◆ **THE TASK**
Write out the entries below once more, exactly, with the pictures left out.

◆ **INPUT ROWS**
— begin —

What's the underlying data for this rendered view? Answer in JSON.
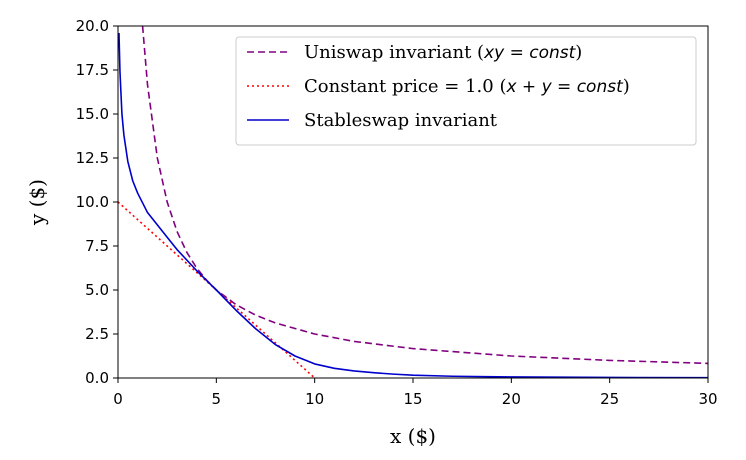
{
  "chart_data": {
    "type": "line",
    "xlabel": "x ($)",
    "ylabel": "y ($)",
    "xlim": [
      0,
      30
    ],
    "ylim": [
      0,
      20
    ],
    "x_ticks": [
      "0",
      "5",
      "10",
      "15",
      "20",
      "25",
      "30"
    ],
    "y_ticks": [
      "0.0",
      "2.5",
      "5.0",
      "7.5",
      "10.0",
      "12.5",
      "15.0",
      "17.5",
      "20.0"
    ],
    "grid": false,
    "legend_position": "top-right",
    "series": [
      {
        "name": "Uniswap invariant (xy = const)",
        "legend_prefix": "Uniswap invariant (",
        "legend_math": "xy = const",
        "legend_suffix": ")",
        "style": "dashed",
        "color": "#800080",
        "x": [
          1.25,
          1.5,
          2,
          2.5,
          3,
          3.5,
          4,
          4.5,
          5,
          6,
          7,
          8,
          10,
          12,
          15,
          20,
          25,
          30
        ],
        "y": [
          20,
          16.67,
          12.5,
          10,
          8.33,
          7.14,
          6.25,
          5.56,
          5,
          4.17,
          3.57,
          3.13,
          2.5,
          2.08,
          1.67,
          1.25,
          1.0,
          0.83
        ]
      },
      {
        "name": "Constant price = 1.0 (x + y = const)",
        "legend_prefix": "Constant price = 1.0 (",
        "legend_math": "x + y = const",
        "legend_suffix": ")",
        "style": "dotted",
        "color": "#ff0000",
        "x": [
          0,
          10
        ],
        "y": [
          10,
          0
        ]
      },
      {
        "name": "Stableswap invariant",
        "legend_prefix": "Stableswap invariant",
        "legend_math": "",
        "legend_suffix": "",
        "style": "solid",
        "color": "#0000cc",
        "x": [
          0.05,
          0.1,
          0.2,
          0.3,
          0.5,
          0.75,
          1,
          1.5,
          2,
          2.5,
          3,
          4,
          5,
          6,
          7,
          8,
          9,
          10,
          11,
          12,
          13,
          14,
          15,
          17,
          20,
          25,
          30
        ],
        "y": [
          19.6,
          17.4,
          15.0,
          13.8,
          12.3,
          11.2,
          10.5,
          9.4,
          8.7,
          8.0,
          7.3,
          6.1,
          5.0,
          3.85,
          2.8,
          1.9,
          1.25,
          0.8,
          0.55,
          0.4,
          0.3,
          0.22,
          0.16,
          0.1,
          0.06,
          0.03,
          0.02
        ]
      }
    ]
  }
}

— end —

◆ **THE SOLUTION**
What's the underlying data for this rendered view? Answer in JSON.
{
  "chart_data": {
    "type": "line",
    "xlabel": "x ($)",
    "ylabel": "y ($)",
    "xlim": [
      0,
      30
    ],
    "ylim": [
      0,
      20
    ],
    "x_ticks": [
      "0",
      "5",
      "10",
      "15",
      "20",
      "25",
      "30"
    ],
    "y_ticks": [
      "0.0",
      "2.5",
      "5.0",
      "7.5",
      "10.0",
      "12.5",
      "15.0",
      "17.5",
      "20.0"
    ],
    "grid": false,
    "legend_position": "top-right",
    "series": [
      {
        "name": "Uniswap invariant (xy = const)",
        "legend_prefix": "Uniswap invariant (",
        "legend_math": "xy = const",
        "legend_suffix": ")",
        "style": "dashed",
        "color": "#800080",
        "x": [
          1.25,
          1.5,
          2,
          2.5,
          3,
          3.5,
          4,
          4.5,
          5,
          6,
          7,
          8,
          10,
          12,
          15,
          20,
          25,
          30
        ],
        "y": [
          20,
          16.67,
          12.5,
          10,
          8.33,
          7.14,
          6.25,
          5.56,
          5,
          4.17,
          3.57,
          3.13,
          2.5,
          2.08,
          1.67,
          1.25,
          1.0,
          0.83
        ]
      },
      {
        "name": "Constant price = 1.0 (x + y = const)",
        "legend_prefix": "Constant price = 1.0 (",
        "legend_math": "x + y = const",
        "legend_suffix": ")",
        "style": "dotted",
        "color": "#ff0000",
        "x": [
          0,
          10
        ],
        "y": [
          10,
          0
        ]
      },
      {
        "name": "Stableswap invariant",
        "legend_prefix": "Stableswap invariant",
        "legend_math": "",
        "legend_suffix": "",
        "style": "solid",
        "color": "#0000cc",
        "x": [
          0.05,
          0.1,
          0.2,
          0.3,
          0.5,
          0.75,
          1,
          1.5,
          2,
          2.5,
          3,
          4,
          5,
          6,
          7,
          8,
          9,
          10,
          11,
          12,
          13,
          14,
          15,
          17,
          20,
          25,
          30
        ],
        "y": [
          19.6,
          17.4,
          15.0,
          13.8,
          12.3,
          11.2,
          10.5,
          9.4,
          8.7,
          8.0,
          7.3,
          6.1,
          5.0,
          3.85,
          2.8,
          1.9,
          1.25,
          0.8,
          0.55,
          0.4,
          0.3,
          0.22,
          0.16,
          0.1,
          0.06,
          0.03,
          0.02
        ]
      }
    ]
  }
}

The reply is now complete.